Write out the whole of the material exactly.

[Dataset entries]
·····

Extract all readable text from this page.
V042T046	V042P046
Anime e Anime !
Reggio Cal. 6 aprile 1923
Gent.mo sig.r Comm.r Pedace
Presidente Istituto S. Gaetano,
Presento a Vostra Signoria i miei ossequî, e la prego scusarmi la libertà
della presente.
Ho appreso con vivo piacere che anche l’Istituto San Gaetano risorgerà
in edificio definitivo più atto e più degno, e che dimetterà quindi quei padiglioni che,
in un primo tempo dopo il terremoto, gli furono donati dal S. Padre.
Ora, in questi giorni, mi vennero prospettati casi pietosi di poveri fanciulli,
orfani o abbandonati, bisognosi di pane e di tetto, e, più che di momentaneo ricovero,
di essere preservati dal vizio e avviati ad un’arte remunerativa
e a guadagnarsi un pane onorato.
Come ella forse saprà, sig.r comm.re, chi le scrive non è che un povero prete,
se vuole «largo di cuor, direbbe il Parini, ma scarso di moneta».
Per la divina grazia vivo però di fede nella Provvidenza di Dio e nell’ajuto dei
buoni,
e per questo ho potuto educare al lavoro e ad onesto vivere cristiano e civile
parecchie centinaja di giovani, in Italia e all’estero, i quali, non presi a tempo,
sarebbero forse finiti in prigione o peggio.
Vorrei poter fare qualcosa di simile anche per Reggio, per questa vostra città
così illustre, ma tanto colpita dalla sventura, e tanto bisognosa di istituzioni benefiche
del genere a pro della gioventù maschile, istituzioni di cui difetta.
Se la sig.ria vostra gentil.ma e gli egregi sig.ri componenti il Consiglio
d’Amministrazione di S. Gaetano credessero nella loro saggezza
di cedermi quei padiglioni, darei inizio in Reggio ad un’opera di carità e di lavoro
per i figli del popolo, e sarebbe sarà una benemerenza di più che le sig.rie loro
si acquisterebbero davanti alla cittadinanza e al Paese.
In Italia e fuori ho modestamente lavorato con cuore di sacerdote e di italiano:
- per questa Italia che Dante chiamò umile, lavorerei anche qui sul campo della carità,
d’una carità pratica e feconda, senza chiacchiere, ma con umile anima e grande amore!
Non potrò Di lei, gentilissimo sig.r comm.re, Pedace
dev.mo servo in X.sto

·····

• [SOLVED PROBLEM]
Extract all readable text from this page.
V042T046	V042P046
Anime e Anime !
Reggio Cal. 6 aprile 1923
Gent.mo sig.r Comm.r Pedace
Presidente Istituto S. Gaetano,
Presento a Vostra Signoria i miei ossequî, e la prego scusarmi la libertà
della presente.
Ho appreso con vivo piacere che anche l’Istituto San Gaetano risorgerà
in edificio definitivo più atto e più degno, e che dimetterà quindi quei padiglioni che,
in un primo tempo dopo il terremoto, gli furono donati dal S. Padre.
Ora, in questi giorni, mi vennero prospettati casi pietosi di poveri fanciulli,
orfani o abbandonati, bisognosi di pane e di tetto, e, più che di momentaneo ricovero,
di essere preservati dal vizio e avviati ad un’arte remunerativa
e a guadagnarsi un pane onorato.
Come ella forse saprà, sig.r comm.re, chi le scrive non è che un povero prete,
se vuole «largo di cuor, direbbe il Parini, ma scarso di moneta».
Per la divina grazia vivo però di fede nella Provvidenza di Dio e nell’ajuto dei
buoni,
e per questo ho potuto educare al lavoro e ad onesto vivere cristiano e civile
parecchie centinaja di giovani, in Italia e all’estero, i quali, non presi a tempo,
sarebbero forse finiti in prigione o peggio.
Vorrei poter fare qualcosa di simile anche per Reggio, per questa vostra città
così illustre, ma tanto colpita dalla sventura, e tanto bisognosa di istituzioni benefiche
del genere a pro della gioventù maschile, istituzioni di cui difetta.
Se la sig.ria vostra gentil.ma e gli egregi sig.ri componenti il Consiglio
d’Amministrazione di S. Gaetano credessero nella loro saggezza
di cedermi quei padiglioni, darei inizio in Reggio ad un’opera di carità e di lavoro
per i figli del popolo, e sarebbe sarà una benemerenza di più che le sig.rie loro
si acquisterebbero davanti alla cittadinanza e al Paese.
In Italia e fuori ho modestamente lavorato con cuore di sacerdote e di italiano:
- per questa Italia che Dante chiamò umile, lavorerei anche qui sul campo della carità,
d’una carità pratica e feconda, senza chiacchiere, ma con umile anima e grande amore!
Non potrò Di lei, gentilissimo sig.r comm.re, Pedace
dev.mo servo in X.sto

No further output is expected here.